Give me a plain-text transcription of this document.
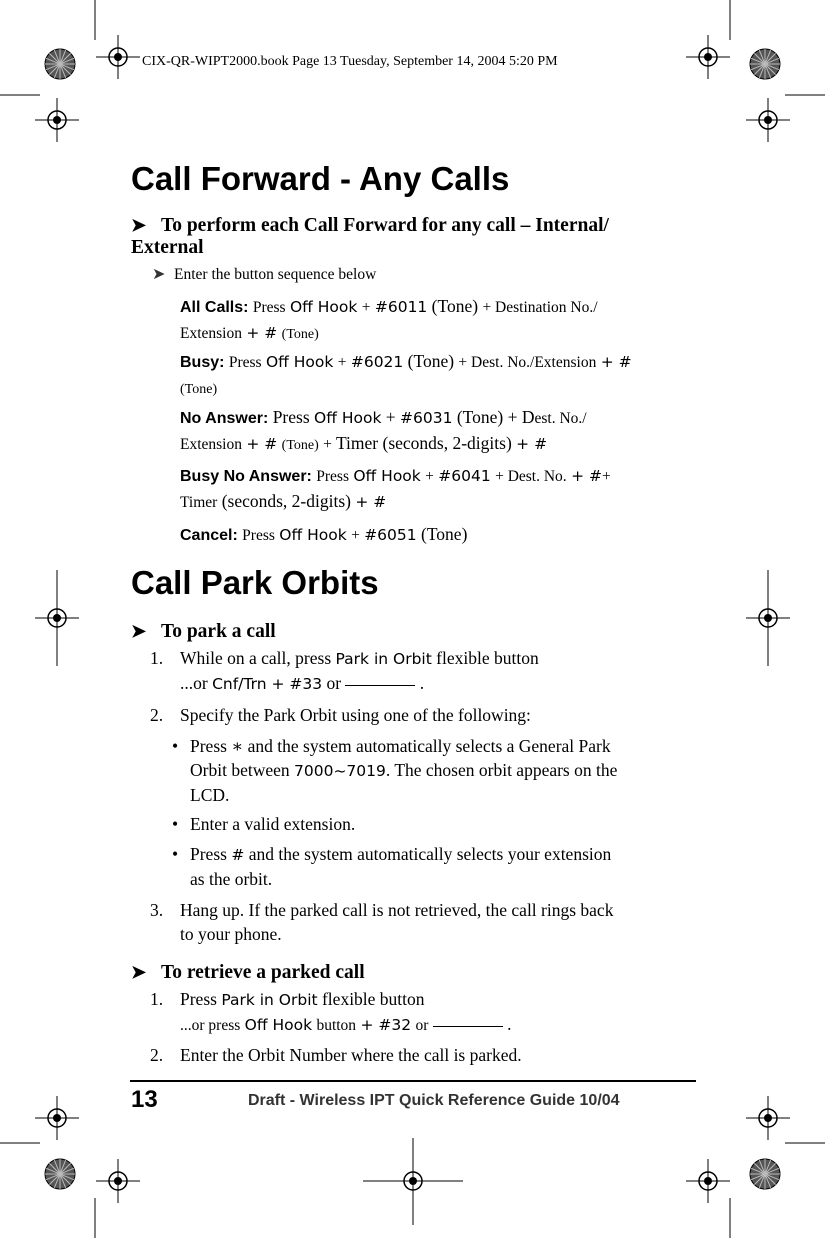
CIX-QR-WIPT2000.book Page 13 Tuesday, September 14, 2004 5:20 PM
Call Forward - Any Calls
➤ To perform each Call Forward for any call – Internal/
External
➤ Enter the button sequence below
All Calls: Press Off Hook + #6011 (Tone) + Destination No./
Extension + # (Tone)
Busy: Press Off Hook + #6021 (Tone) + Dest. No./Extension + #
(Tone)
No Answer: Press Off Hook + #6031 (Tone) + Dest. No./
Extension + # (Tone) + Timer (seconds, 2-digits) + #
Busy No Answer: Press Off Hook + #6041 + Dest. No. + #+
Timer (seconds, 2-digits) + #
Cancel: Press Off Hook + #6051 (Tone)
Call Park Orbits
➤ To park a call
1. While on a call, press Park in Orbit flexible button
...or Cnf/Trn + #33 or	.
2. Specify the Park Orbit using one of the following:
• Press ∗ and the system automatically selects a General Park
Orbit between 7000~7019. The chosen orbit appears on the
LCD.
• Enter a valid extension.
• Press # and the system automatically selects your extension
as the orbit.
3. Hang up. If the parked call is not retrieved, the call rings back
to your phone.
➤ To retrieve a parked call
1. Press Park in Orbit flexible button
...or press Off Hook button + #32 or	.
2. Enter the Orbit Number where the call is parked.
13	Draft - Wireless IPT Quick Reference Guide 10/04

------------------------------

The exercise —
Pull out all lines in the data above that include "Enter".

Output for this exercise —
➤ Enter the button sequence below
• Enter a valid extension.
2. Enter the Orbit Number where the call is parked.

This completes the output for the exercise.